● **Entries from a visual dataset**
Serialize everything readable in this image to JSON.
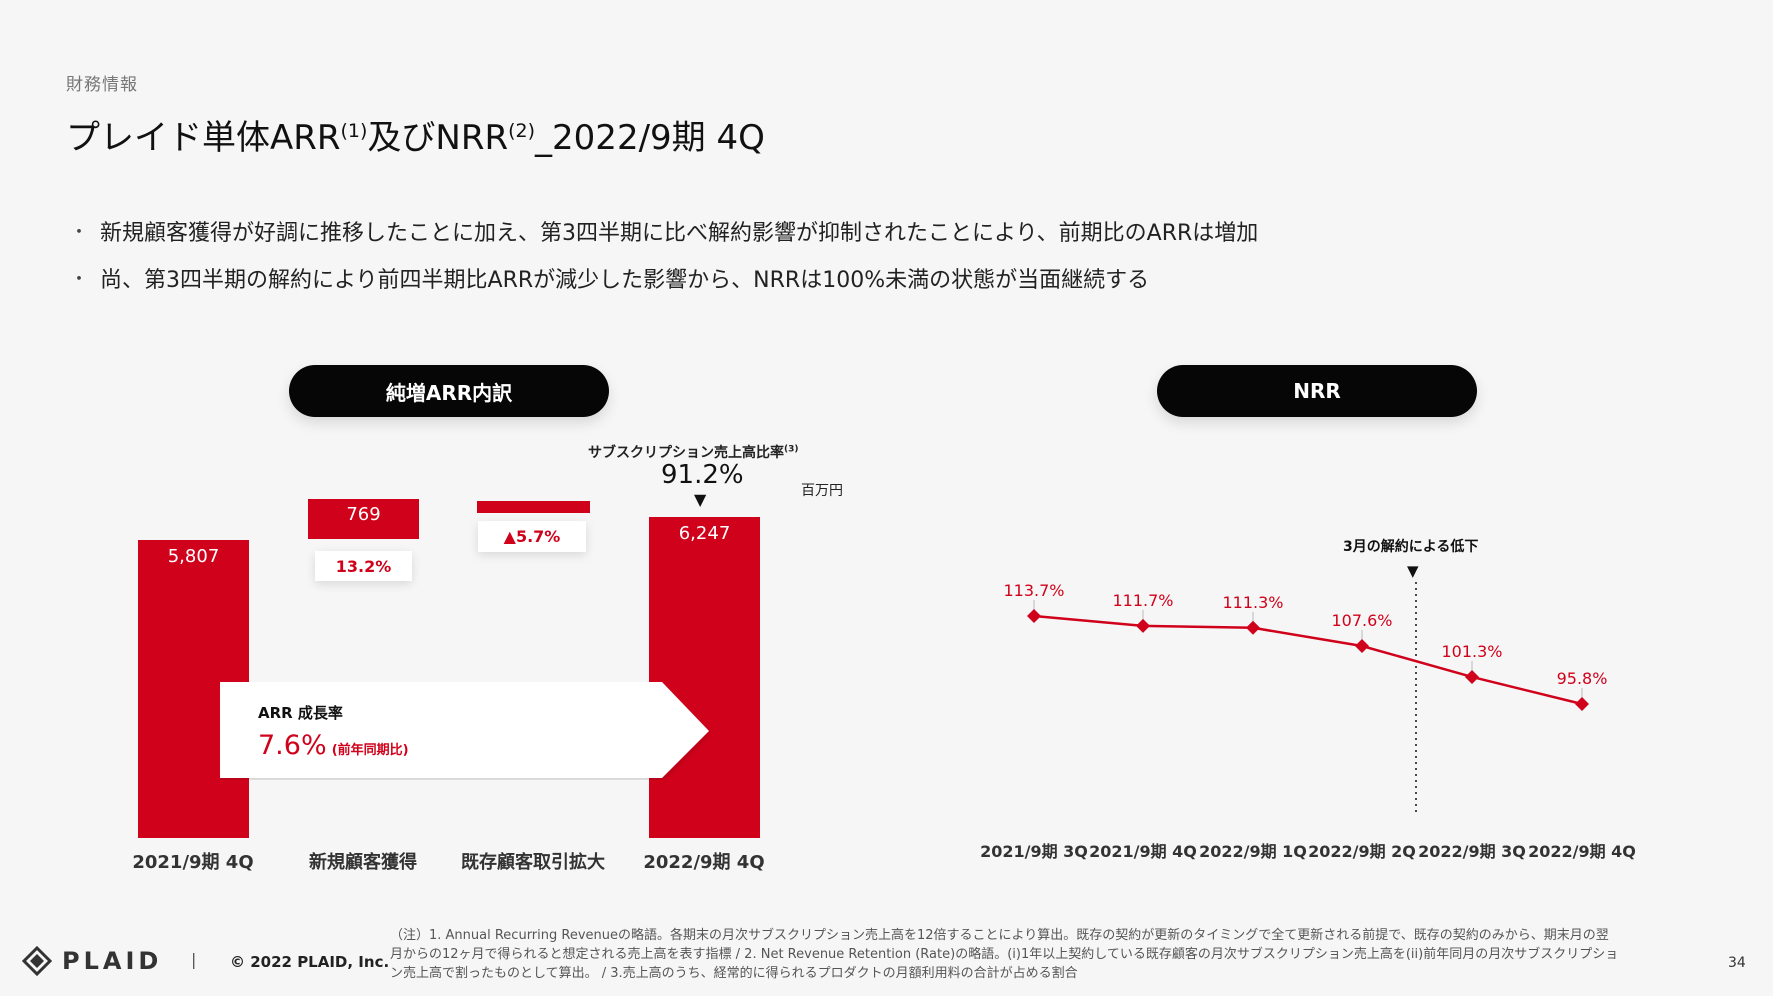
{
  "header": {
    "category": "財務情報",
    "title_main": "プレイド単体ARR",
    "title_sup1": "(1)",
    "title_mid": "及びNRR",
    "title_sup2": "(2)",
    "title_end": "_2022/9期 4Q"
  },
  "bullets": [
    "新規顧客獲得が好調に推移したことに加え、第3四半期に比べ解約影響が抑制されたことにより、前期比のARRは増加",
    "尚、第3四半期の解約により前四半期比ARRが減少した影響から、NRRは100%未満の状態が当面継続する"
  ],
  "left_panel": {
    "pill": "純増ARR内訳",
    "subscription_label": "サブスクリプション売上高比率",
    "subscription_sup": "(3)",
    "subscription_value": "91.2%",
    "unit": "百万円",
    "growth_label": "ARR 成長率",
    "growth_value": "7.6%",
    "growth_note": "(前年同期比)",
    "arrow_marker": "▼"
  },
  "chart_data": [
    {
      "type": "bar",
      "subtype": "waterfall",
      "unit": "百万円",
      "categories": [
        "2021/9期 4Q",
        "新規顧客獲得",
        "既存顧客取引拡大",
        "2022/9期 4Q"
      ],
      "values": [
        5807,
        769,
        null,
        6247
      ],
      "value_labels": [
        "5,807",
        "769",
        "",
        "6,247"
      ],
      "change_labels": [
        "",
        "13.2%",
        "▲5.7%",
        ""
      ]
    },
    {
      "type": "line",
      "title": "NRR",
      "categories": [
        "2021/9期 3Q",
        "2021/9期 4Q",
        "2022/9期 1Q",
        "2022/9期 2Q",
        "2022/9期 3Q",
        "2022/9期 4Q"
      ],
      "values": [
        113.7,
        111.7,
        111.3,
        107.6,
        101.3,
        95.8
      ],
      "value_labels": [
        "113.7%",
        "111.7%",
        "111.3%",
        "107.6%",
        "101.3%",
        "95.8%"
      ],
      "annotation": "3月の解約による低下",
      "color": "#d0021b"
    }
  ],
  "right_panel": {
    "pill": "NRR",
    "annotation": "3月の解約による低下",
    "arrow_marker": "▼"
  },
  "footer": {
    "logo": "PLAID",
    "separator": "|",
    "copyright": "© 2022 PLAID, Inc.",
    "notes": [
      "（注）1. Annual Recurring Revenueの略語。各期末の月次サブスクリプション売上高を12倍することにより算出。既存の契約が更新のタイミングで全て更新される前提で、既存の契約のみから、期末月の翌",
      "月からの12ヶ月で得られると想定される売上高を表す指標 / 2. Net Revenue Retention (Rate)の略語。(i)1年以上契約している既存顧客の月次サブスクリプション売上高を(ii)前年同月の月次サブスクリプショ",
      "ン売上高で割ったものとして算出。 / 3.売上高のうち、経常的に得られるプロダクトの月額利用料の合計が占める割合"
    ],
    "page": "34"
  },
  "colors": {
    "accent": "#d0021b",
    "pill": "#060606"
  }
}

● **TASK INSTRUCTIONS**
Copy the records word for word, leaving no picture in the copy.

● **SOLUTION TO THE PROBLEM**
Serialize everything readable in this image to JSON.
{
  "header": {
    "category": "財務情報",
    "title_main": "プレイド単体ARR",
    "title_sup1": "(1)",
    "title_mid": "及びNRR",
    "title_sup2": "(2)",
    "title_end": "_2022/9期 4Q"
  },
  "bullets": [
    "新規顧客獲得が好調に推移したことに加え、第3四半期に比べ解約影響が抑制されたことにより、前期比のARRは増加",
    "尚、第3四半期の解約により前四半期比ARRが減少した影響から、NRRは100%未満の状態が当面継続する"
  ],
  "left_panel": {
    "pill": "純増ARR内訳",
    "subscription_label": "サブスクリプション売上高比率",
    "subscription_sup": "(3)",
    "subscription_value": "91.2%",
    "unit": "百万円",
    "growth_label": "ARR 成長率",
    "growth_value": "7.6%",
    "growth_note": "(前年同期比)",
    "arrow_marker": "▼"
  },
  "chart_data": [
    {
      "type": "bar",
      "subtype": "waterfall",
      "unit": "百万円",
      "categories": [
        "2021/9期 4Q",
        "新規顧客獲得",
        "既存顧客取引拡大",
        "2022/9期 4Q"
      ],
      "values": [
        5807,
        769,
        null,
        6247
      ],
      "value_labels": [
        "5,807",
        "769",
        "",
        "6,247"
      ],
      "change_labels": [
        "",
        "13.2%",
        "▲5.7%",
        ""
      ]
    },
    {
      "type": "line",
      "title": "NRR",
      "categories": [
        "2021/9期 3Q",
        "2021/9期 4Q",
        "2022/9期 1Q",
        "2022/9期 2Q",
        "2022/9期 3Q",
        "2022/9期 4Q"
      ],
      "values": [
        113.7,
        111.7,
        111.3,
        107.6,
        101.3,
        95.8
      ],
      "value_labels": [
        "113.7%",
        "111.7%",
        "111.3%",
        "107.6%",
        "101.3%",
        "95.8%"
      ],
      "annotation": "3月の解約による低下",
      "color": "#d0021b"
    }
  ],
  "right_panel": {
    "pill": "NRR",
    "annotation": "3月の解約による低下",
    "arrow_marker": "▼"
  },
  "footer": {
    "logo": "PLAID",
    "separator": "|",
    "copyright": "© 2022 PLAID, Inc.",
    "notes": [
      "（注）1. Annual Recurring Revenueの略語。各期末の月次サブスクリプション売上高を12倍することにより算出。既存の契約が更新のタイミングで全て更新される前提で、既存の契約のみから、期末月の翌",
      "月からの12ヶ月で得られると想定される売上高を表す指標 / 2. Net Revenue Retention (Rate)の略語。(i)1年以上契約している既存顧客の月次サブスクリプション売上高を(ii)前年同月の月次サブスクリプショ",
      "ン売上高で割ったものとして算出。 / 3.売上高のうち、経常的に得られるプロダクトの月額利用料の合計が占める割合"
    ],
    "page": "34"
  },
  "colors": {
    "accent": "#d0021b",
    "pill": "#060606"
  }
}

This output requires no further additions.